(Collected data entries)
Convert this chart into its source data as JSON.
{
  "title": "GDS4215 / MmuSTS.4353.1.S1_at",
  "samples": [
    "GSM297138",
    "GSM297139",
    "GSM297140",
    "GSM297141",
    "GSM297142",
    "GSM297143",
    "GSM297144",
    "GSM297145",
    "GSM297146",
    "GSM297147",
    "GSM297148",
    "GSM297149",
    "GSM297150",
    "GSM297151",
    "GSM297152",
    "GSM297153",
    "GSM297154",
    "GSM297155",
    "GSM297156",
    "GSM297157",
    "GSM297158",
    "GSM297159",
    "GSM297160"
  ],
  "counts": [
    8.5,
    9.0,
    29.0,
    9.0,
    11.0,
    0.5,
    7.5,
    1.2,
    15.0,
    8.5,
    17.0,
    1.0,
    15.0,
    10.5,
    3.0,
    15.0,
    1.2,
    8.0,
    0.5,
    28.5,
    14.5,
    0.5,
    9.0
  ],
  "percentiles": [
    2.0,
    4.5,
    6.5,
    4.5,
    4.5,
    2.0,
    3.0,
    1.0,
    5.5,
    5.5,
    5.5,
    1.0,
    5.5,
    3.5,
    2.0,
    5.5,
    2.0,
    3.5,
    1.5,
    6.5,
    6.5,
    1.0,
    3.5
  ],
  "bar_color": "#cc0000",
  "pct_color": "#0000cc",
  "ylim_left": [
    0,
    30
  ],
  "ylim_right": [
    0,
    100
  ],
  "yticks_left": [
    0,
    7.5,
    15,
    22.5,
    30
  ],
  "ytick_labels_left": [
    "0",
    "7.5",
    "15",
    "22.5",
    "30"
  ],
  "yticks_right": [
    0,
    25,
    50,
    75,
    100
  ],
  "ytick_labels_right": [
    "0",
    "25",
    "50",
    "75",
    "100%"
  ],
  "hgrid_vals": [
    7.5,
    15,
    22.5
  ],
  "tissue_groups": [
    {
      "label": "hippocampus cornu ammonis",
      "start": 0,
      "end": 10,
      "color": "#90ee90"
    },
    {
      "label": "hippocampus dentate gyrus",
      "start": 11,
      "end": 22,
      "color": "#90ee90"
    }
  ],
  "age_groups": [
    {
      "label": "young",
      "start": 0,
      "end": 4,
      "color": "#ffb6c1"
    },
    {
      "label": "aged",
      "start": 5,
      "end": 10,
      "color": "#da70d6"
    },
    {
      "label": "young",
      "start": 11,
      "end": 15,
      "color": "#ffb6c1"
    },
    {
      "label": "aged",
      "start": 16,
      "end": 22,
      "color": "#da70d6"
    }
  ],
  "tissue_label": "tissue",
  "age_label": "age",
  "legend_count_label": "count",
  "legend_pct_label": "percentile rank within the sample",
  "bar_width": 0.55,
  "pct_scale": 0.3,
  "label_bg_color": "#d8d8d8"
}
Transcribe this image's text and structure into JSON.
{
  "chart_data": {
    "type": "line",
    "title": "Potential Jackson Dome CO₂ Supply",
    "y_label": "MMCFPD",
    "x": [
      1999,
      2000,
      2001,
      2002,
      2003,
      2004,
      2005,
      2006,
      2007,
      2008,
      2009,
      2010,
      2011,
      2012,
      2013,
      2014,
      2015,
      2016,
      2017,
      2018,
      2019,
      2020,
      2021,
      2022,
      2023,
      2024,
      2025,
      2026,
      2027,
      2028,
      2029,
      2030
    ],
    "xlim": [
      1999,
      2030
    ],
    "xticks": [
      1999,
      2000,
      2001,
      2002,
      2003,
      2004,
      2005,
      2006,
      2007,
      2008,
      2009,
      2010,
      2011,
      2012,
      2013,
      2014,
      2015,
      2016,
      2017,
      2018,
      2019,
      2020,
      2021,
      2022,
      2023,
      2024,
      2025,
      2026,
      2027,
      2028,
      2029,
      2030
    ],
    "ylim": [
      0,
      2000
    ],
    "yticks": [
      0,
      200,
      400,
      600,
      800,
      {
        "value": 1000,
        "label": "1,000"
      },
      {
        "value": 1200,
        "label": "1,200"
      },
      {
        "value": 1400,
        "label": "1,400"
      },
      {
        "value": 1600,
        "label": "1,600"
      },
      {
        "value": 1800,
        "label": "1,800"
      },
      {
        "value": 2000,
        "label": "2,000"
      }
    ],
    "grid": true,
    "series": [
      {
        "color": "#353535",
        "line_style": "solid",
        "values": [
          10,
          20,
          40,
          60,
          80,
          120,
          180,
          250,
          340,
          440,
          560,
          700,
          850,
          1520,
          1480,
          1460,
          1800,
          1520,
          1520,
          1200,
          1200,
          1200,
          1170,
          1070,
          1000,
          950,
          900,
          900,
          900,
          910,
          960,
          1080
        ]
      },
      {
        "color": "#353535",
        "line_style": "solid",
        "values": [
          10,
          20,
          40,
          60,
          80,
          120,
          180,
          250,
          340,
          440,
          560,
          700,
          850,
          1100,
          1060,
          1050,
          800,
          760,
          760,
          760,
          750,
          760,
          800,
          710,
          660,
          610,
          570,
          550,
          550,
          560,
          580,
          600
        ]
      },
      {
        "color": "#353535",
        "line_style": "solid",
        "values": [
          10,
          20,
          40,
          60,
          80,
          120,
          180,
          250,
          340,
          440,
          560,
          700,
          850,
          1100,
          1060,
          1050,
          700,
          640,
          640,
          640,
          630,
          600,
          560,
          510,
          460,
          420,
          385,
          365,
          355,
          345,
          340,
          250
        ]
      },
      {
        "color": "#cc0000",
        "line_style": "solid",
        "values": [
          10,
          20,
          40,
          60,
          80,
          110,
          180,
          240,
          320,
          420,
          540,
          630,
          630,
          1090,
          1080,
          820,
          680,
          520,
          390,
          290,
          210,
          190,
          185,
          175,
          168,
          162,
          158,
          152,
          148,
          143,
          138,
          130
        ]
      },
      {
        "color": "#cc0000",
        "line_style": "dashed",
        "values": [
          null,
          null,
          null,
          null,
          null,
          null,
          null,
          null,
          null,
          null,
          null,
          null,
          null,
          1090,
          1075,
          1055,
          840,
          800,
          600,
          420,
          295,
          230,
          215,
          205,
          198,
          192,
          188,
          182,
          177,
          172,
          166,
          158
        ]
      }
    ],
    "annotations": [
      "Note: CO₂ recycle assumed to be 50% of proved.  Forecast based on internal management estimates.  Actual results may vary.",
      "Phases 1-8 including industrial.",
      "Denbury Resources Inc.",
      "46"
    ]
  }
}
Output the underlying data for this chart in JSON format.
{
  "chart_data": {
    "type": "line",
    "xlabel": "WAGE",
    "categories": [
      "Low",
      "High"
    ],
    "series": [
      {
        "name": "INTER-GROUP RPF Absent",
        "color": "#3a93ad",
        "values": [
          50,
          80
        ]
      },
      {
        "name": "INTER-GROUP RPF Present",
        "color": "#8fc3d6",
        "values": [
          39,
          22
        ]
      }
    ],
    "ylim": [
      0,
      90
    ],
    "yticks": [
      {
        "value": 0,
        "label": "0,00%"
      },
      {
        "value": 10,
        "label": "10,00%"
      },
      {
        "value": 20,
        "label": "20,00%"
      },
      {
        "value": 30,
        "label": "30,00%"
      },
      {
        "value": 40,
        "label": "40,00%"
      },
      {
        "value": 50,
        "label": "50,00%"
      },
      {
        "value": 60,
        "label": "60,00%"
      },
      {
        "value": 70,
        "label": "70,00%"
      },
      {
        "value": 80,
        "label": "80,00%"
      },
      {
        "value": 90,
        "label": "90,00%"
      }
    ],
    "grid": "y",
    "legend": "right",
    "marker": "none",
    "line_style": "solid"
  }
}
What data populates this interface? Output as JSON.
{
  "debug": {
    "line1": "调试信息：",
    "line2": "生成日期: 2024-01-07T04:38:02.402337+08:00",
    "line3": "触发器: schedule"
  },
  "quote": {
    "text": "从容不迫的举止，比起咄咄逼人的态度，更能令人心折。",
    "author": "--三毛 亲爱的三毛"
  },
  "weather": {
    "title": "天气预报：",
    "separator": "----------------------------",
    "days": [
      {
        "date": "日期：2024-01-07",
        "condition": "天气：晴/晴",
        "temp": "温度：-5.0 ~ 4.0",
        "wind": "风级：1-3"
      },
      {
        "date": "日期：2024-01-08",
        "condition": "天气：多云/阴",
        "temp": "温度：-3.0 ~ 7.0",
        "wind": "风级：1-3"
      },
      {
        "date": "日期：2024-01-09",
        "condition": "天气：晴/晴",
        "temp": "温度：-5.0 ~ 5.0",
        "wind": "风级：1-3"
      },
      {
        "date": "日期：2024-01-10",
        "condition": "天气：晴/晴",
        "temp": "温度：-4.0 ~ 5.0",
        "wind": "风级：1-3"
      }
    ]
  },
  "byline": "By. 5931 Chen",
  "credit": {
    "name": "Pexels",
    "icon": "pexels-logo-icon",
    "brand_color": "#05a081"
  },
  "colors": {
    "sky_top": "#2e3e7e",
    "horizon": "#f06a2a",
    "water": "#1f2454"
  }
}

▸ **WORK REQUIRED**: Every line holding "Output" should be copied out.

▸ **TASK RESULT**:
Output the underlying data for this chart in JSON format.
What data populates this interface? Output as JSON.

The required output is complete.